# PROBLEM STATEMENT
Determine which lines contain the word "context", then copy those lines.

# DATASET ROWS
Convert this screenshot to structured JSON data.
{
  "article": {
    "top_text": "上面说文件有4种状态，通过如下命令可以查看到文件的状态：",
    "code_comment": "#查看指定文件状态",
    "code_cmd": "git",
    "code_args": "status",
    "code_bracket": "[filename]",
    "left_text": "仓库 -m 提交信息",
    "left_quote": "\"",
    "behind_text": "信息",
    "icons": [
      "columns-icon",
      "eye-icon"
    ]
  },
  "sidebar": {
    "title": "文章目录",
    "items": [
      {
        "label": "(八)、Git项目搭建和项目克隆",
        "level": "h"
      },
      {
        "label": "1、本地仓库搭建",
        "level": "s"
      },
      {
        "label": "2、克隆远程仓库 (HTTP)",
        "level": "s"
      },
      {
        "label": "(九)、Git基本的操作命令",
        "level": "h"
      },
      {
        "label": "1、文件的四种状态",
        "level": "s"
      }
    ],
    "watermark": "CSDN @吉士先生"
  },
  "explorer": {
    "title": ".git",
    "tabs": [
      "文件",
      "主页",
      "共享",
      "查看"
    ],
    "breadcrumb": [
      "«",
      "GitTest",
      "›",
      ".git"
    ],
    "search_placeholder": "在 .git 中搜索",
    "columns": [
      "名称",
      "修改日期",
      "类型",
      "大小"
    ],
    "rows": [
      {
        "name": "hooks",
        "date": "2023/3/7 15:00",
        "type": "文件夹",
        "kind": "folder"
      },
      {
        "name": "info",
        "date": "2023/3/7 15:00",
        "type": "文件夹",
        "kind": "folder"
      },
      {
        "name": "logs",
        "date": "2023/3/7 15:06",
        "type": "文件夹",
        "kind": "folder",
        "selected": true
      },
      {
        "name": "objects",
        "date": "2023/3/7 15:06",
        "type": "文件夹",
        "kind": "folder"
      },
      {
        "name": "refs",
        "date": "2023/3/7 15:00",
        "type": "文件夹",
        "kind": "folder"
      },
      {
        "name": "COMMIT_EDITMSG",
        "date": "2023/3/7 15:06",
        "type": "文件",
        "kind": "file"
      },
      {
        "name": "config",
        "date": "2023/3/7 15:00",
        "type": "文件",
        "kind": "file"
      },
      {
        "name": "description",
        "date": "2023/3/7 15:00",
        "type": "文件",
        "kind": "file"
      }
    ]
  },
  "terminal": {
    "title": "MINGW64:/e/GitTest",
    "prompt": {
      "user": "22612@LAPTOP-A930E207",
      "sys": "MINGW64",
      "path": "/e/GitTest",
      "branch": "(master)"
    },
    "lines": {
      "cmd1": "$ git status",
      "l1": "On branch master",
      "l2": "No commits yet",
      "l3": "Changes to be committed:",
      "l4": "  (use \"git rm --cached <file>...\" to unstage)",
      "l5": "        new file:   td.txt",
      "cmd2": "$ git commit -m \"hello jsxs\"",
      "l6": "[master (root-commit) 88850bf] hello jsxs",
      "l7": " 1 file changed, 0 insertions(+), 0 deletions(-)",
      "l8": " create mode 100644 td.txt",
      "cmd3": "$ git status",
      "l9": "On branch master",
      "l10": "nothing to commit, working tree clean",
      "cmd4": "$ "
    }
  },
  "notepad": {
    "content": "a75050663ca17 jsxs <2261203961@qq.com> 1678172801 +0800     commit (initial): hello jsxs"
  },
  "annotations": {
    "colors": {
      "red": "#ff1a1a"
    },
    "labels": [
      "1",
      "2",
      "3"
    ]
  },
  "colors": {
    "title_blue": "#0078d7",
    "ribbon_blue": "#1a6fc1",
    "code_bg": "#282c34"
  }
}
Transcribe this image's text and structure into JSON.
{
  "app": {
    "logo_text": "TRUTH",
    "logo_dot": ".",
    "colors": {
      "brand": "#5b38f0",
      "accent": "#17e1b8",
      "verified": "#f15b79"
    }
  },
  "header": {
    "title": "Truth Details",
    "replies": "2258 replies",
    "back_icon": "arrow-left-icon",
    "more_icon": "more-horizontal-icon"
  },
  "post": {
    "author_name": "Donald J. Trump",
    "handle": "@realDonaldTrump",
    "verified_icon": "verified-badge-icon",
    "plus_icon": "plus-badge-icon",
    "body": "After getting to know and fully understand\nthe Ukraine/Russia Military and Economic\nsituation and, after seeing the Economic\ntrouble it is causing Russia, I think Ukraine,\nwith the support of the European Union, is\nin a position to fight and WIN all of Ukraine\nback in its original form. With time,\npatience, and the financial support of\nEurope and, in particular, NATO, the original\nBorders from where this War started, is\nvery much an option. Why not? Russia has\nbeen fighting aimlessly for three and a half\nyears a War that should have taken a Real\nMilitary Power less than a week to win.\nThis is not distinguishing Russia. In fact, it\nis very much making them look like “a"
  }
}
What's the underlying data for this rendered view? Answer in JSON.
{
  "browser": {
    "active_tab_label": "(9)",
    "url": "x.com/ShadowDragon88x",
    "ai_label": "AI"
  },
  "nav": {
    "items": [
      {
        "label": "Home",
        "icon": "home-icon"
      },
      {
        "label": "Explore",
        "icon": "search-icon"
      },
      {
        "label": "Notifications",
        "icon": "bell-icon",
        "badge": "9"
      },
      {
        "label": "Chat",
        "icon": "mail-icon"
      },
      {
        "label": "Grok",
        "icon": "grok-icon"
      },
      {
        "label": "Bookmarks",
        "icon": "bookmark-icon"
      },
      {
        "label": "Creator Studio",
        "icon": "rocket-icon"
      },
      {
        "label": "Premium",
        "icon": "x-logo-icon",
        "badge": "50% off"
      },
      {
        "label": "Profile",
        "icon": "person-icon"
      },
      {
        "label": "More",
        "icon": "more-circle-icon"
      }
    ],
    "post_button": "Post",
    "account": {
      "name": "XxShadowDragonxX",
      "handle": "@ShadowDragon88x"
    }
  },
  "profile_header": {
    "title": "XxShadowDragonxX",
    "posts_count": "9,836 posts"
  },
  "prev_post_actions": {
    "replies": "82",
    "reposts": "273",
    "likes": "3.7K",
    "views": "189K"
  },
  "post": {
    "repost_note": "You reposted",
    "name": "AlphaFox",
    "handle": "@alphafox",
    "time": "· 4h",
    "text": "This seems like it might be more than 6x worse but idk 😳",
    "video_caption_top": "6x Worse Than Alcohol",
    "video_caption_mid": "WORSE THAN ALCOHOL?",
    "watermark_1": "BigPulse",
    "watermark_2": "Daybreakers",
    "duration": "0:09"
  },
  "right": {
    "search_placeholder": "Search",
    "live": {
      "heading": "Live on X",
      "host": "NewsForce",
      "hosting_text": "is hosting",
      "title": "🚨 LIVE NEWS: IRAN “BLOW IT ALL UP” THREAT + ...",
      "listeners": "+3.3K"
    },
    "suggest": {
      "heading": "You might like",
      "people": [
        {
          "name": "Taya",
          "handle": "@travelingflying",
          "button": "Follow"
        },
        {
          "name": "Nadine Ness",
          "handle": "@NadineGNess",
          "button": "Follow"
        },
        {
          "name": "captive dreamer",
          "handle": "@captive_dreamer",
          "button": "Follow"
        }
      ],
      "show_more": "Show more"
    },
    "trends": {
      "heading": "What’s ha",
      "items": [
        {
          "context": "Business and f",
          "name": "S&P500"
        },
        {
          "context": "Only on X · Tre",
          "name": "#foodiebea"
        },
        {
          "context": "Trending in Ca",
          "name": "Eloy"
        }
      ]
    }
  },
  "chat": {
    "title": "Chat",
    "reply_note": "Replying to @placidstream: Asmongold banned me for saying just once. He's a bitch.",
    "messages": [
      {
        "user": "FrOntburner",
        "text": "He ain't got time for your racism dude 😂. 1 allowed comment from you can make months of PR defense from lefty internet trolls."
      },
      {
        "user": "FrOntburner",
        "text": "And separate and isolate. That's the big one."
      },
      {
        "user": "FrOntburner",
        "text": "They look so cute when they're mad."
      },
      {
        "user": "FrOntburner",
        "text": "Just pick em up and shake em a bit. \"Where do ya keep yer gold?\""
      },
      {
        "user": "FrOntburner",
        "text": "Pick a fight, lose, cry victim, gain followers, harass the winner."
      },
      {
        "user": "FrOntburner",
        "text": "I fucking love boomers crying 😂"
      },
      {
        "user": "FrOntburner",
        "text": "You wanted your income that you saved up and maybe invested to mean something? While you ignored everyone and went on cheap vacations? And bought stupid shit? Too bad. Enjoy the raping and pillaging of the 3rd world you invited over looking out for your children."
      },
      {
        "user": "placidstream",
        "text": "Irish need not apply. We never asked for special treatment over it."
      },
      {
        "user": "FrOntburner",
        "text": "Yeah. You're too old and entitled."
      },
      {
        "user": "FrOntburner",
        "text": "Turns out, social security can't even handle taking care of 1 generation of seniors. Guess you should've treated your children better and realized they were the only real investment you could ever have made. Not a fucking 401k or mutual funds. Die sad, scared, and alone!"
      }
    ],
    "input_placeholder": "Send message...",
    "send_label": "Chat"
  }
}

# ANSWER TO THIS TASK
          "context": "Business and f",
          "context": "Only on X · Tre",
          "context": "Trending in Ca",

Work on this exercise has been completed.